PROBLEM TO WORK ON »
From the material below, list every line containing "this".

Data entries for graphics
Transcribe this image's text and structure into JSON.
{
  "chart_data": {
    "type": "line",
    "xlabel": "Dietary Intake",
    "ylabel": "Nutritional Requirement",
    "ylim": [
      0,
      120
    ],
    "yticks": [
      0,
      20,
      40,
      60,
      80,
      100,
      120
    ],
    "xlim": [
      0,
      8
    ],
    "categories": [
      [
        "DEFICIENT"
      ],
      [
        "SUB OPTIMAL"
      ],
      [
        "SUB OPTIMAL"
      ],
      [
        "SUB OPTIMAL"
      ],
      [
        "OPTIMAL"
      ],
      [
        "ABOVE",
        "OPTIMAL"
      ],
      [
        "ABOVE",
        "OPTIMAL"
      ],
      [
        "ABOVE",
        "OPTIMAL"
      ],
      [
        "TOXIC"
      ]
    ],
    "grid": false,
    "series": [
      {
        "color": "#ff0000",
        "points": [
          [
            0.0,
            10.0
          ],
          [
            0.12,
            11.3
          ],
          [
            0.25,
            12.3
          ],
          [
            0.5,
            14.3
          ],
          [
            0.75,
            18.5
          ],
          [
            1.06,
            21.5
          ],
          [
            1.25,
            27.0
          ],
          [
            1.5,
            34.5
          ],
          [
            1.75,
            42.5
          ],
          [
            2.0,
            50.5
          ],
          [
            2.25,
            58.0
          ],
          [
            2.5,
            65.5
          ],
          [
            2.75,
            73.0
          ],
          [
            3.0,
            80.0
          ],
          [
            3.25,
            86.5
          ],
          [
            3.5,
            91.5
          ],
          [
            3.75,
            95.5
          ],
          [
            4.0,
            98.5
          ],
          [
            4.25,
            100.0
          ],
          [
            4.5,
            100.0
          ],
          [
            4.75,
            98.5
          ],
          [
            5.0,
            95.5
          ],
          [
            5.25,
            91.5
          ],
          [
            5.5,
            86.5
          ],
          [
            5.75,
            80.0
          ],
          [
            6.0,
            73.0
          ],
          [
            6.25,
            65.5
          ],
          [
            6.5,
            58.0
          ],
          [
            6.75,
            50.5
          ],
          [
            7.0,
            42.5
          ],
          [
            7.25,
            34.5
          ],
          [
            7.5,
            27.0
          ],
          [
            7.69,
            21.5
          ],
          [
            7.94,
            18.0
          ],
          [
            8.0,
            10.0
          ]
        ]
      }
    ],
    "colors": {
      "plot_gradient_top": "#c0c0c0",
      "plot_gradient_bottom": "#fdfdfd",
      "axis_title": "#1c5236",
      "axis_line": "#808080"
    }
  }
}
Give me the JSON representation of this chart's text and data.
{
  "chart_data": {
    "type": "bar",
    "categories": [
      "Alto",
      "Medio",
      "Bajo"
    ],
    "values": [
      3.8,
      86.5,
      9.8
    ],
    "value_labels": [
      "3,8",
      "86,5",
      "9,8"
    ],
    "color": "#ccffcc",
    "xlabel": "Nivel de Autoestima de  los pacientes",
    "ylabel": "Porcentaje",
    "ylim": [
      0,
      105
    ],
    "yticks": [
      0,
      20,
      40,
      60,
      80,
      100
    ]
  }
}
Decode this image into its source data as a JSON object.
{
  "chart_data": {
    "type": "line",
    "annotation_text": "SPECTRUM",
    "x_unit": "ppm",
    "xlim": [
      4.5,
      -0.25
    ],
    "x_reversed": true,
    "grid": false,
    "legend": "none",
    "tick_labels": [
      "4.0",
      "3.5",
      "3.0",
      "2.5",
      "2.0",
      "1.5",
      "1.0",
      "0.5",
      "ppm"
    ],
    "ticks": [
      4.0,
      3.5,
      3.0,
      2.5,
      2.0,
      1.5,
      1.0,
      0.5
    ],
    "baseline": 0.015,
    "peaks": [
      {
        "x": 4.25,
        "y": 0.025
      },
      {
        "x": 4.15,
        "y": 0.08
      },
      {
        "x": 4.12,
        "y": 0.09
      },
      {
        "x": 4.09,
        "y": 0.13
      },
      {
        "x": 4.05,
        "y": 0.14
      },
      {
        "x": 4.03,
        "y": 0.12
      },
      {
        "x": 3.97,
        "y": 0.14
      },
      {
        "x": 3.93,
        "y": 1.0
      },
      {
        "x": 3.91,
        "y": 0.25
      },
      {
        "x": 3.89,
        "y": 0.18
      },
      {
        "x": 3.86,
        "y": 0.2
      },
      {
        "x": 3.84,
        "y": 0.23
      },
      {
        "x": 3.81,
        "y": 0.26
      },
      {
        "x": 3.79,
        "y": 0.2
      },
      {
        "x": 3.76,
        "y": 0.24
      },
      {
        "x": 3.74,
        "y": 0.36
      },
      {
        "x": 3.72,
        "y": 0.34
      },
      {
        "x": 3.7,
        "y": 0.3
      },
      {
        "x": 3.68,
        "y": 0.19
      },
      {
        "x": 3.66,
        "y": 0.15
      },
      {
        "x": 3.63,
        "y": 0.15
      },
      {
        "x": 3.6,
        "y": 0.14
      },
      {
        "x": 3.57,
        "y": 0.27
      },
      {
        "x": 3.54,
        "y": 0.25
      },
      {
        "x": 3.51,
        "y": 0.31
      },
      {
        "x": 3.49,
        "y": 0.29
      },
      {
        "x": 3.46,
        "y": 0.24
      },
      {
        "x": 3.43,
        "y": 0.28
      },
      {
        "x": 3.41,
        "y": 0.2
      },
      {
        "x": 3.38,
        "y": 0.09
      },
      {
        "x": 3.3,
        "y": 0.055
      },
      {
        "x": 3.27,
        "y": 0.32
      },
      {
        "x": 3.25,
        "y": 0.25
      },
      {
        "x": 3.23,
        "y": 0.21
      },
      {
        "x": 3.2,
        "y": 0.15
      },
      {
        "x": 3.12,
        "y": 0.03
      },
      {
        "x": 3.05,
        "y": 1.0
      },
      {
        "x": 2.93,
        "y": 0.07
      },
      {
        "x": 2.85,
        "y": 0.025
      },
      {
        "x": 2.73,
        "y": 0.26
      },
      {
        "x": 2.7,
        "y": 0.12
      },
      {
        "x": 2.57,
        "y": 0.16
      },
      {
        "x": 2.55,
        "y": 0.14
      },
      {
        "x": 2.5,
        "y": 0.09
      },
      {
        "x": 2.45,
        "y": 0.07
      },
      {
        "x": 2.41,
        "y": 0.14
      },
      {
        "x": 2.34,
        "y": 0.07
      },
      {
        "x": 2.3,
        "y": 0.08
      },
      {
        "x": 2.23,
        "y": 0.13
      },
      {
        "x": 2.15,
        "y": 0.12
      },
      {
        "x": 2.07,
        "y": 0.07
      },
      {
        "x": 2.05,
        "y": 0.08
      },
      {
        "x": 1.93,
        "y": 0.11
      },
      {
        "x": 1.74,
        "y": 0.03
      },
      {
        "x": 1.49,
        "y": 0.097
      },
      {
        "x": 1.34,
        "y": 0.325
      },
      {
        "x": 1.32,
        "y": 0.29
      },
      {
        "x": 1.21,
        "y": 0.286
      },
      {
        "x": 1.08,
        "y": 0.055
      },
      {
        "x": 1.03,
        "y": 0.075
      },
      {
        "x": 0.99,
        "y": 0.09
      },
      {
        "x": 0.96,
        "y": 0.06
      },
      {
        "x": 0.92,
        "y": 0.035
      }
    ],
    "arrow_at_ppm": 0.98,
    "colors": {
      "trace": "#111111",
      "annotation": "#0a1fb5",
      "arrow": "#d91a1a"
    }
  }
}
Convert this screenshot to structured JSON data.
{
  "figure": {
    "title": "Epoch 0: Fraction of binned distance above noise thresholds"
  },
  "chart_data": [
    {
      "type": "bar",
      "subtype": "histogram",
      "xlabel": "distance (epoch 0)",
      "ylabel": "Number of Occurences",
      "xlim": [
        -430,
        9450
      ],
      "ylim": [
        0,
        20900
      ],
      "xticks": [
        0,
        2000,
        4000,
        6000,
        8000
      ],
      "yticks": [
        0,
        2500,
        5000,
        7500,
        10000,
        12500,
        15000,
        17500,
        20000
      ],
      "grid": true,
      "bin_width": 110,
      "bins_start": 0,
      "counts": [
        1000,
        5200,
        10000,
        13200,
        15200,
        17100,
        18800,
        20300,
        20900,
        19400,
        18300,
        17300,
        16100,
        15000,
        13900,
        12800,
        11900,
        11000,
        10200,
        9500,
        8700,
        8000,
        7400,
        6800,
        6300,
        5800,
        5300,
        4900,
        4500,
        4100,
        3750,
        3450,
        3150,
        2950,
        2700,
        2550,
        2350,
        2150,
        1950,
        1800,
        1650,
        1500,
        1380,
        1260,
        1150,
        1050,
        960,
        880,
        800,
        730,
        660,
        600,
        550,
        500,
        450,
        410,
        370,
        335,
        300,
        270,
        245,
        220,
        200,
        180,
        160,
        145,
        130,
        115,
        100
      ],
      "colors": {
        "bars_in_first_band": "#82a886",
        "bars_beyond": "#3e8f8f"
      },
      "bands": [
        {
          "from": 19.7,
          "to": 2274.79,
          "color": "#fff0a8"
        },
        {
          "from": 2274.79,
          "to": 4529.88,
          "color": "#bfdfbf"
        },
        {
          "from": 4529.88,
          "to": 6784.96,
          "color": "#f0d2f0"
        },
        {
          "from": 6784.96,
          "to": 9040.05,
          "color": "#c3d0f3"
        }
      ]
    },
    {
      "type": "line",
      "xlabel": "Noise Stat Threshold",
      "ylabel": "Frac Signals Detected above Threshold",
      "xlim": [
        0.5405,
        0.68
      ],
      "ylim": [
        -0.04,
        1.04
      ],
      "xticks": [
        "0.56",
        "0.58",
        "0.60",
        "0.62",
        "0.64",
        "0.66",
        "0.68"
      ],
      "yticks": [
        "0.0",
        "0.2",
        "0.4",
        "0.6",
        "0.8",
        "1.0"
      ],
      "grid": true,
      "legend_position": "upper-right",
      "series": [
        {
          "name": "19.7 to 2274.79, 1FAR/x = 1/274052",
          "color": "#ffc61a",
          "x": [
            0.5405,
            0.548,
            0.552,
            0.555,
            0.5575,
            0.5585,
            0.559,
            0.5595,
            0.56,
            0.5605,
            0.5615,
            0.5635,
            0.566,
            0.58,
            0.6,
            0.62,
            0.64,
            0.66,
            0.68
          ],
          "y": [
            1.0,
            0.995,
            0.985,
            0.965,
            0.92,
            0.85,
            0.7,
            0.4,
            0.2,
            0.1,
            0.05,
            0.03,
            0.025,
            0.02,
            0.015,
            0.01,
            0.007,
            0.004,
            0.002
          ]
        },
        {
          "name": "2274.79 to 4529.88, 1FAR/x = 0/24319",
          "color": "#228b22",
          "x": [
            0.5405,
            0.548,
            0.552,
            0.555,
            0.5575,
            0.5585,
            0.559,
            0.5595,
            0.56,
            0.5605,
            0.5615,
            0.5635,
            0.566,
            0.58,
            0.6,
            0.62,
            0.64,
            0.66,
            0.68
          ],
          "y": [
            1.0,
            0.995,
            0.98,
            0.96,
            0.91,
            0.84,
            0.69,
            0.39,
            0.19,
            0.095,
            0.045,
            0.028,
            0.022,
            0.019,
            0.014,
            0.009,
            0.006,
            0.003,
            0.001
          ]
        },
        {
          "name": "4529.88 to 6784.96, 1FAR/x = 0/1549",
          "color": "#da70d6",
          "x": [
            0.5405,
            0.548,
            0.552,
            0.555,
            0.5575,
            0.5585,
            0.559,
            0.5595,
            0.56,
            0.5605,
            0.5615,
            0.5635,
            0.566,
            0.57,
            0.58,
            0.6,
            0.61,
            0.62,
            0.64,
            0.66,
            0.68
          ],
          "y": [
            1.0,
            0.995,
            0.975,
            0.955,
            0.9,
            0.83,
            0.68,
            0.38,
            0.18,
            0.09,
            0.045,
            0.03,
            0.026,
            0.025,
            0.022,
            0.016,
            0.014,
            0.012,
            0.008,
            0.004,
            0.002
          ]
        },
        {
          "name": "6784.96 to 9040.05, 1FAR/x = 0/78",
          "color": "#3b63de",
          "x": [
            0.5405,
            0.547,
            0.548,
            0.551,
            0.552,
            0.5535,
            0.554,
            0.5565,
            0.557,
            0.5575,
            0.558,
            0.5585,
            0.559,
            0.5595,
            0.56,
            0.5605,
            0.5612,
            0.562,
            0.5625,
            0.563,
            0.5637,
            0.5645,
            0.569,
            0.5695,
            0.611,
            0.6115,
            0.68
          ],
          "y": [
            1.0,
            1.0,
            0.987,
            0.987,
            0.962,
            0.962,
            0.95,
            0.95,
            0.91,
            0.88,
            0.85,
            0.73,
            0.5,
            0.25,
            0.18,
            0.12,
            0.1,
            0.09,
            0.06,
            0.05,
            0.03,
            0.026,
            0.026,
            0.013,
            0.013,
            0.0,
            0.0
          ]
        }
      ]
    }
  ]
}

SOLUTION »
Transcribe this image's text and structure into JSON.
Give me the JSON representation of this chart's text and data.
Decode this image into its source data as a JSON object.
Convert this screenshot to structured JSON data.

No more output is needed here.